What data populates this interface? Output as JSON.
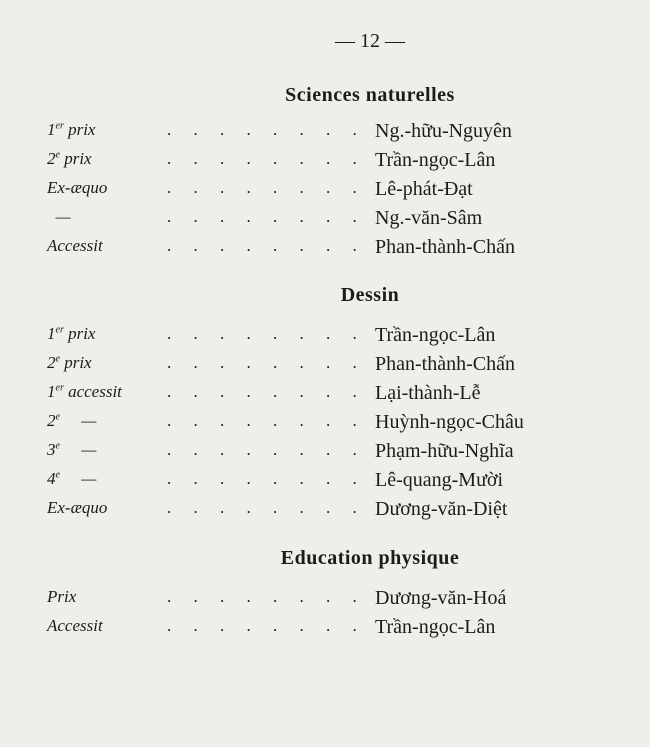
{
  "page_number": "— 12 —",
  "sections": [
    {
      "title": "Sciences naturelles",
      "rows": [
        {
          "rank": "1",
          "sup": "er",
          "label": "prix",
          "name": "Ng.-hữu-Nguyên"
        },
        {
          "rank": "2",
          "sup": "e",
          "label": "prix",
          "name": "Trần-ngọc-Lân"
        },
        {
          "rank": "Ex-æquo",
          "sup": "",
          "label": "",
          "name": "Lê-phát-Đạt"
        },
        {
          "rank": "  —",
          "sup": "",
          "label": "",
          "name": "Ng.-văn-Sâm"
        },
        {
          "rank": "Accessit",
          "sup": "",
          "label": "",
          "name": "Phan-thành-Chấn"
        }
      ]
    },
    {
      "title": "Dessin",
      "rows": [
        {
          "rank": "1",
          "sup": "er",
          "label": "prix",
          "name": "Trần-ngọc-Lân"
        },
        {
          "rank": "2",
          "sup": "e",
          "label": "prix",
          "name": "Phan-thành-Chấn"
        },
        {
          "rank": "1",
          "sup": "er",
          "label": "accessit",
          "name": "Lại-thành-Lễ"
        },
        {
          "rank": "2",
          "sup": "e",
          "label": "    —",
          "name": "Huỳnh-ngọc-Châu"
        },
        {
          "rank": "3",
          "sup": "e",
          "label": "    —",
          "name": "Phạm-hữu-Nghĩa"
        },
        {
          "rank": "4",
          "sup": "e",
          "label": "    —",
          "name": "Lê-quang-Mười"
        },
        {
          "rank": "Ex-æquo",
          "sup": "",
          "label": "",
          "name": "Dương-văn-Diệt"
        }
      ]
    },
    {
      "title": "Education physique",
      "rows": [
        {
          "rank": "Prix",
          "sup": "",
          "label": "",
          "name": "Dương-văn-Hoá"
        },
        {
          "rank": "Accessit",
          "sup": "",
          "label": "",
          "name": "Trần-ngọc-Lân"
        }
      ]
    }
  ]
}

Brief
List each line in the listing that contains the string "title".

Solution to the problem
      "title": "Sciences naturelles",
      "title": "Dessin",
      "title": "Education physique",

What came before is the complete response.